Each line of the material must be returned exactly.

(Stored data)
— begin —

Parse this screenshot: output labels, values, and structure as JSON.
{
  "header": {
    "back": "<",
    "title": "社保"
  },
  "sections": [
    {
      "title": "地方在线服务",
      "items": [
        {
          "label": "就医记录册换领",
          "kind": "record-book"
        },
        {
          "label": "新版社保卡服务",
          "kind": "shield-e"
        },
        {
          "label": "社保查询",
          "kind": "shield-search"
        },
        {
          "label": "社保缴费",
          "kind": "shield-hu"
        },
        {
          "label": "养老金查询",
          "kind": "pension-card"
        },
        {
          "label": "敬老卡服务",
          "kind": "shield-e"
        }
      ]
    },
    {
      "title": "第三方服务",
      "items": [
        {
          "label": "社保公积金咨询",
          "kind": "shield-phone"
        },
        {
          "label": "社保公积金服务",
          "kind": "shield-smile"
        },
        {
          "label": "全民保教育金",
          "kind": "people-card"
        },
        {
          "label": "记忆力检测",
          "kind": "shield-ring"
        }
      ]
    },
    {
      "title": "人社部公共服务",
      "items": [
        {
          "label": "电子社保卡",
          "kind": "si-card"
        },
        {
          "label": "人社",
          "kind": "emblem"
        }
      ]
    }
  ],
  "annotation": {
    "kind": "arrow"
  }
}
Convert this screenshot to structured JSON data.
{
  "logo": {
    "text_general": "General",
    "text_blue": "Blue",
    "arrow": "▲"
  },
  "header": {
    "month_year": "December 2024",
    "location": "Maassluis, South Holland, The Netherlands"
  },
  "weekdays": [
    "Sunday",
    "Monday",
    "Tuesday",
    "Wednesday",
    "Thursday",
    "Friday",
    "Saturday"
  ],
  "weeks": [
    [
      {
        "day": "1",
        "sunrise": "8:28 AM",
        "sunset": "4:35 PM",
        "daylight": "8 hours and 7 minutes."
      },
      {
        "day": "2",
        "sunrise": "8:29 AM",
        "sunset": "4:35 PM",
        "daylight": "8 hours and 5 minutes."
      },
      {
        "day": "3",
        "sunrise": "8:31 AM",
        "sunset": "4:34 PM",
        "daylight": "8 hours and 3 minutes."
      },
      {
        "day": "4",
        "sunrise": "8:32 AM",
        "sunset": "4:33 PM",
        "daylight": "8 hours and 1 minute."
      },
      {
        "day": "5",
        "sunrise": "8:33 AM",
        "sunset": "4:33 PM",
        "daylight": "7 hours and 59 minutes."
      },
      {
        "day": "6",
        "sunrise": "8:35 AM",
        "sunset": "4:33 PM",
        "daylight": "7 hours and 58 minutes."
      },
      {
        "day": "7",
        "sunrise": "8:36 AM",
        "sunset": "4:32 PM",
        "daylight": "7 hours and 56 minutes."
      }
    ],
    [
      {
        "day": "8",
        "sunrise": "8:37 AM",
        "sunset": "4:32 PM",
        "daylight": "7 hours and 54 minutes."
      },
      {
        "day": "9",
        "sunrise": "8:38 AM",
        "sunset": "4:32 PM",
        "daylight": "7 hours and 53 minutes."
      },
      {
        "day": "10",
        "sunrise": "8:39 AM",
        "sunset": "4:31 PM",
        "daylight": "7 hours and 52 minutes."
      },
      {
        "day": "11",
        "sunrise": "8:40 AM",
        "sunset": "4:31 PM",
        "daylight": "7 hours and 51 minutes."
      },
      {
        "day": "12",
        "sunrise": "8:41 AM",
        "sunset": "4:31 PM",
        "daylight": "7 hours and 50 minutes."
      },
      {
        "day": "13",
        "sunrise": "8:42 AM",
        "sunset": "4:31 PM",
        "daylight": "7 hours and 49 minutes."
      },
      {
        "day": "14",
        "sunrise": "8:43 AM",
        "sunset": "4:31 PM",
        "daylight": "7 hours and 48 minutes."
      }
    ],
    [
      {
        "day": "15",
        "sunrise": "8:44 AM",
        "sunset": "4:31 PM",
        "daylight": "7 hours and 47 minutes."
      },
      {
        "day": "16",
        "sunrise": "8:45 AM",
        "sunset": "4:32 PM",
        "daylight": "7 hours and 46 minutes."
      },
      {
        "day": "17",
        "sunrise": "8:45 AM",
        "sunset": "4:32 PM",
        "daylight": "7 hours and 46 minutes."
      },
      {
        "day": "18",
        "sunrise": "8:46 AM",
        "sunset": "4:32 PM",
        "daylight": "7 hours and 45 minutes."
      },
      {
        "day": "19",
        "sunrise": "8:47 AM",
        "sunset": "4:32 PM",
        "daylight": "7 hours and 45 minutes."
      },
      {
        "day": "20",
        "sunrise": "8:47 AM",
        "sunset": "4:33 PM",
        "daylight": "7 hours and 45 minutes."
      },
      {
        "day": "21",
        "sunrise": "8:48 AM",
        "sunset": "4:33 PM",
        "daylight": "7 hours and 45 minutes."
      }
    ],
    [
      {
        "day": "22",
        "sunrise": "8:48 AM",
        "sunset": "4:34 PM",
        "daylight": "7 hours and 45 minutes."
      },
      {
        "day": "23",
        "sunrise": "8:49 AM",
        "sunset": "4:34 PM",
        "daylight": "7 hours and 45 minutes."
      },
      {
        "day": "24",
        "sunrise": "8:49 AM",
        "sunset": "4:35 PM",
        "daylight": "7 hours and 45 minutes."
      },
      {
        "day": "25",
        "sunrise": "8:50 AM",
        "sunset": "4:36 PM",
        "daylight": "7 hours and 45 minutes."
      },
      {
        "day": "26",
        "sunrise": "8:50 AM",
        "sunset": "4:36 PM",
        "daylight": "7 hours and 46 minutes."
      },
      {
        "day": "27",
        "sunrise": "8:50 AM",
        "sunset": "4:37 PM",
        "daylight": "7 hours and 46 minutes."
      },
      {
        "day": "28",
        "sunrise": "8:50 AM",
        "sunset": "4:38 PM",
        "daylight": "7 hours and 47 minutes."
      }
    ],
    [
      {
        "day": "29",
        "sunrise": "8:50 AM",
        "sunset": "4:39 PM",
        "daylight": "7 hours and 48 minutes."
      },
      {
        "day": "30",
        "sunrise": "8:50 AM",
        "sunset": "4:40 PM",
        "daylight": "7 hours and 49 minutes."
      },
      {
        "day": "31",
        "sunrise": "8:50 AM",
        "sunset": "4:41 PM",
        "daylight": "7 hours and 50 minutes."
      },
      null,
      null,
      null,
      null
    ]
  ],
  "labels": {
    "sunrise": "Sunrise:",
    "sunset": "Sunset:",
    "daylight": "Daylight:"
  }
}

— end —

• [Expected output]
Parse this screenshot: output labels, values, and structure as JSON.
{
  "header": {
    "back": "<",
    "title": "社保"
  },
  "sections": [
    {
      "title": "地方在线服务",
      "items": [
        {
          "label": "就医记录册换领",
          "kind": "record-book"
        },
        {
          "label": "新版社保卡服务",
          "kind": "shield-e"
        },
        {
          "label": "社保查询",
          "kind": "shield-search"
        },
        {
          "label": "社保缴费",
          "kind": "shield-hu"
        },
        {
          "label": "养老金查询",
          "kind": "pension-card"
        },
        {
          "label": "敬老卡服务",
          "kind": "shield-e"
        }
      ]
    },
    {
      "title": "第三方服务",
      "items": [
        {
          "label": "社保公积金咨询",
          "kind": "shield-phone"
        },
        {
          "label": "社保公积金服务",
          "kind": "shield-smile"
        },
        {
          "label": "全民保教育金",
          "kind": "people-card"
        },
        {
          "label": "记忆力检测",
          "kind": "shield-ring"
        }
      ]
    },
    {
      "title": "人社部公共服务",
      "items": [
        {
          "label": "电子社保卡",
          "kind": "si-card"
        },
        {
          "label": "人社",
          "kind": "emblem"
        }
      ]
    }
  ],
  "annotation": {
    "kind": "arrow"
  }
}
Convert this screenshot to structured JSON data.
{
  "logo": {
    "text_general": "General",
    "text_blue": "Blue",
    "arrow": "▲"
  },
  "header": {
    "month_year": "December 2024",
    "location": "Maassluis, South Holland, The Netherlands"
  },
  "weekdays": [
    "Sunday",
    "Monday",
    "Tuesday",
    "Wednesday",
    "Thursday",
    "Friday",
    "Saturday"
  ],
  "weeks": [
    [
      {
        "day": "1",
        "sunrise": "8:28 AM",
        "sunset": "4:35 PM",
        "daylight": "8 hours and 7 minutes."
      },
      {
        "day": "2",
        "sunrise": "8:29 AM",
        "sunset": "4:35 PM",
        "daylight": "8 hours and 5 minutes."
      },
      {
        "day": "3",
        "sunrise": "8:31 AM",
        "sunset": "4:34 PM",
        "daylight": "8 hours and 3 minutes."
      },
      {
        "day": "4",
        "sunrise": "8:32 AM",
        "sunset": "4:33 PM",
        "daylight": "8 hours and 1 minute."
      },
      {
        "day": "5",
        "sunrise": "8:33 AM",
        "sunset": "4:33 PM",
        "daylight": "7 hours and 59 minutes."
      },
      {
        "day": "6",
        "sunrise": "8:35 AM",
        "sunset": "4:33 PM",
        "daylight": "7 hours and 58 minutes."
      },
      {
        "day": "7",
        "sunrise": "8:36 AM",
        "sunset": "4:32 PM",
        "daylight": "7 hours and 56 minutes."
      }
    ],
    [
      {
        "day": "8",
        "sunrise": "8:37 AM",
        "sunset": "4:32 PM",
        "daylight": "7 hours and 54 minutes."
      },
      {
        "day": "9",
        "sunrise": "8:38 AM",
        "sunset": "4:32 PM",
        "daylight": "7 hours and 53 minutes."
      },
      {
        "day": "10",
        "sunrise": "8:39 AM",
        "sunset": "4:31 PM",
        "daylight": "7 hours and 52 minutes."
      },
      {
        "day": "11",
        "sunrise": "8:40 AM",
        "sunset": "4:31 PM",
        "daylight": "7 hours and 51 minutes."
      },
      {
        "day": "12",
        "sunrise": "8:41 AM",
        "sunset": "4:31 PM",
        "daylight": "7 hours and 50 minutes."
      },
      {
        "day": "13",
        "sunrise": "8:42 AM",
        "sunset": "4:31 PM",
        "daylight": "7 hours and 49 minutes."
      },
      {
        "day": "14",
        "sunrise": "8:43 AM",
        "sunset": "4:31 PM",
        "daylight": "7 hours and 48 minutes."
      }
    ],
    [
      {
        "day": "15",
        "sunrise": "8:44 AM",
        "sunset": "4:31 PM",
        "daylight": "7 hours and 47 minutes."
      },
      {
        "day": "16",
        "sunrise": "8:45 AM",
        "sunset": "4:32 PM",
        "daylight": "7 hours and 46 minutes."
      },
      {
        "day": "17",
        "sunrise": "8:45 AM",
        "sunset": "4:32 PM",
        "daylight": "7 hours and 46 minutes."
      },
      {
        "day": "18",
        "sunrise": "8:46 AM",
        "sunset": "4:32 PM",
        "daylight": "7 hours and 45 minutes."
      },
      {
        "day": "19",
        "sunrise": "8:47 AM",
        "sunset": "4:32 PM",
        "daylight": "7 hours and 45 minutes."
      },
      {
        "day": "20",
        "sunrise": "8:47 AM",
        "sunset": "4:33 PM",
        "daylight": "7 hours and 45 minutes."
      },
      {
        "day": "21",
        "sunrise": "8:48 AM",
        "sunset": "4:33 PM",
        "daylight": "7 hours and 45 minutes."
      }
    ],
    [
      {
        "day": "22",
        "sunrise": "8:48 AM",
        "sunset": "4:34 PM",
        "daylight": "7 hours and 45 minutes."
      },
      {
        "day": "23",
        "sunrise": "8:49 AM",
        "sunset": "4:34 PM",
        "daylight": "7 hours and 45 minutes."
      },
      {
        "day": "24",
        "sunrise": "8:49 AM",
        "sunset": "4:35 PM",
        "daylight": "7 hours and 45 minutes."
      },
      {
        "day": "25",
        "sunrise": "8:50 AM",
        "sunset": "4:36 PM",
        "daylight": "7 hours and 45 minutes."
      },
      {
        "day": "26",
        "sunrise": "8:50 AM",
        "sunset": "4:36 PM",
        "daylight": "7 hours and 46 minutes."
      },
      {
        "day": "27",
        "sunrise": "8:50 AM",
        "sunset": "4:37 PM",
        "daylight": "7 hours and 46 minutes."
      },
      {
        "day": "28",
        "sunrise": "8:50 AM",
        "sunset": "4:38 PM",
        "daylight": "7 hours and 47 minutes."
      }
    ],
    [
      {
        "day": "29",
        "sunrise": "8:50 AM",
        "sunset": "4:39 PM",
        "daylight": "7 hours and 48 minutes."
      },
      {
        "day": "30",
        "sunrise": "8:50 AM",
        "sunset": "4:40 PM",
        "daylight": "7 hours and 49 minutes."
      },
      {
        "day": "31",
        "sunrise": "8:50 AM",
        "sunset": "4:41 PM",
        "daylight": "7 hours and 50 minutes."
      },
      null,
      null,
      null,
      null
    ]
  ],
  "labels": {
    "sunrise": "Sunrise:",
    "sunset": "Sunset:",
    "daylight": "Daylight:"
  }
}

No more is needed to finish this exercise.